Data records
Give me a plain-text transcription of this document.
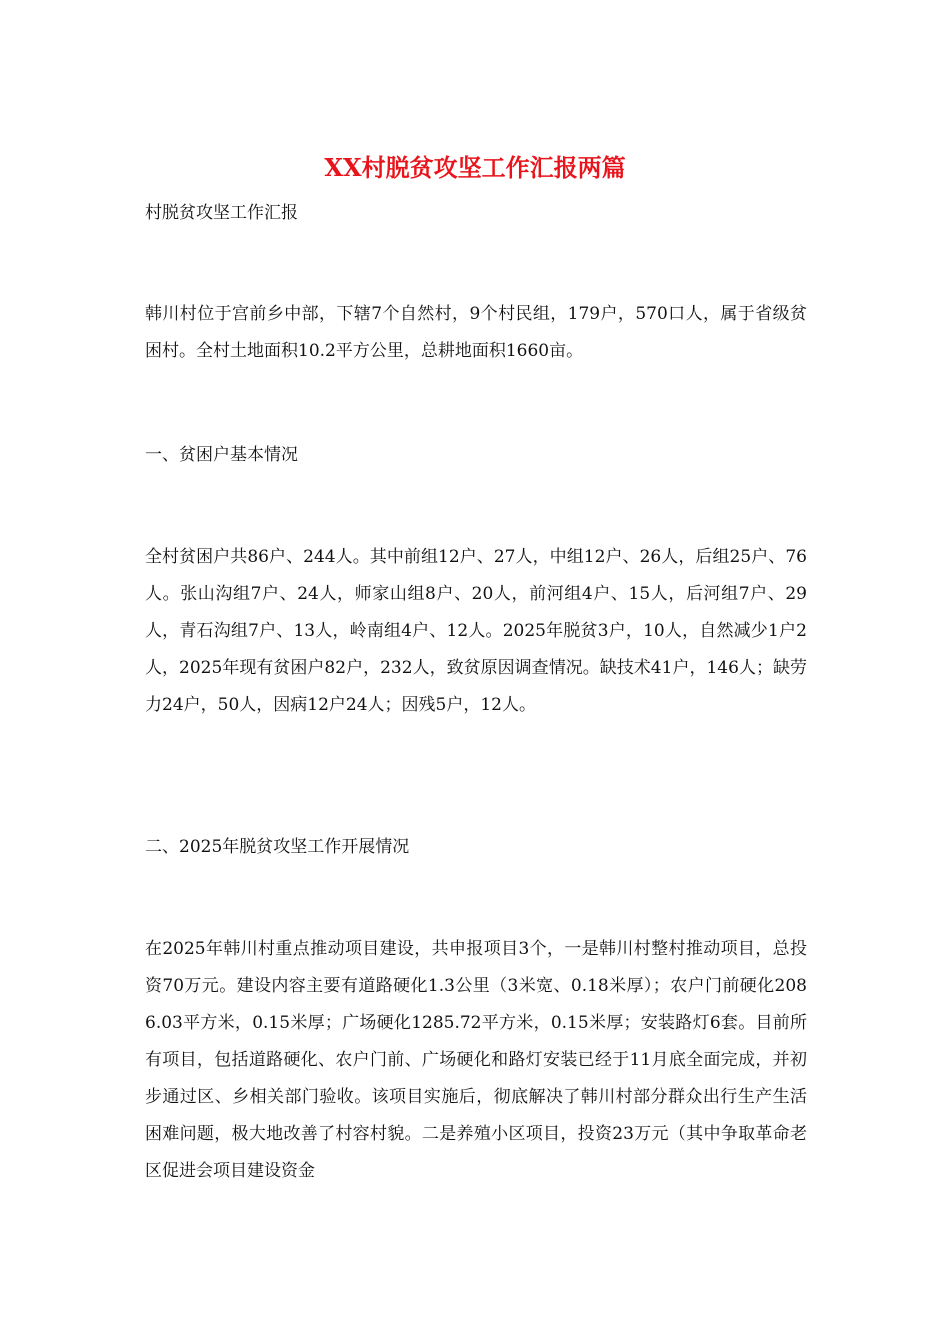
XX村脱贫攻坚工作汇报两篇

村脱贫攻坚工作汇报

韩川村位于宫前乡中部，下辖7个自然村，9个村民组，179户，570口人，属于省级贫困村。全村土地面积10.2平方公里，总耕地面积1660亩。

一、贫困户基本情况

全村贫困户共86户、244人。其中前组12户、27人，中组12户、26人，后组25户、76人。张山沟组7户、24人，师家山组8户、20人，前河组4户、15人，后河组7户、29人，青石沟组7户、13人，岭南组4户、12人。2025年脱贫3户，10人，自然减少1户2人，2025年现有贫困户82户，232人，致贫原因调查情况。缺技术41户，146人；缺劳力24户，50人，因病12户24人；因残5户，12人。

二、2025年脱贫攻坚工作开展情况

在2025年韩川村重点推动项目建设，共申报项目3个，一是韩川村整村推动项目，总投资70万元。建设内容主要有道路硬化1.3公里（3米宽、0.18米厚）；农户门前硬化2086.03平方米，0.15米厚；广场硬化1285.72平方米，0.15米厚；安装路灯6套。目前所有项目，包括道路硬化、农户门前、广场硬化和路灯安装已经于11月底全面完成，并初步通过区、乡相关部门验收。该项目实施后，彻底解决了韩川村部分群众出行生产生活困难问题，极大地改善了村容村貌。二是养殖小区项目，投资23万元（其中争取革命老区促进会项目建设资金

Required work = Return the listing above unchanged, apart from dropping its pictures.

The answer =
Give me a plain-text transcription of this document.
XX村脱贫攻坚工作汇报两篇

村脱贫攻坚工作汇报

韩川村位于宫前乡中部，下辖7个自然村，9个村民组，179户，570口人，属于省级贫困村。全村土地面积10.2平方公里，总耕地面积1660亩。

一、贫困户基本情况

全村贫困户共86户、244人。其中前组12户、27人，中组12户、26人，后组25户、76人。张山沟组7户、24人，师家山组8户、20人，前河组4户、15人，后河组7户、29人，青石沟组7户、13人，岭南组4户、12人。2025年脱贫3户，10人，自然减少1户2人，2025年现有贫困户82户，232人，致贫原因调查情况。缺技术41户，146人；缺劳力24户，50人，因病12户24人；因残5户，12人。

二、2025年脱贫攻坚工作开展情况

在2025年韩川村重点推动项目建设，共申报项目3个，一是韩川村整村推动项目，总投资70万元。建设内容主要有道路硬化1.3公里（3米宽、0.18米厚）；农户门前硬化2086.03平方米，0.15米厚；广场硬化1285.72平方米，0.15米厚；安装路灯6套。目前所有项目，包括道路硬化、农户门前、广场硬化和路灯安装已经于11月底全面完成，并初步通过区、乡相关部门验收。该项目实施后，彻底解决了韩川村部分群众出行生产生活困难问题，极大地改善了村容村貌。二是养殖小区项目，投资23万元（其中争取革命老区促进会项目建设资金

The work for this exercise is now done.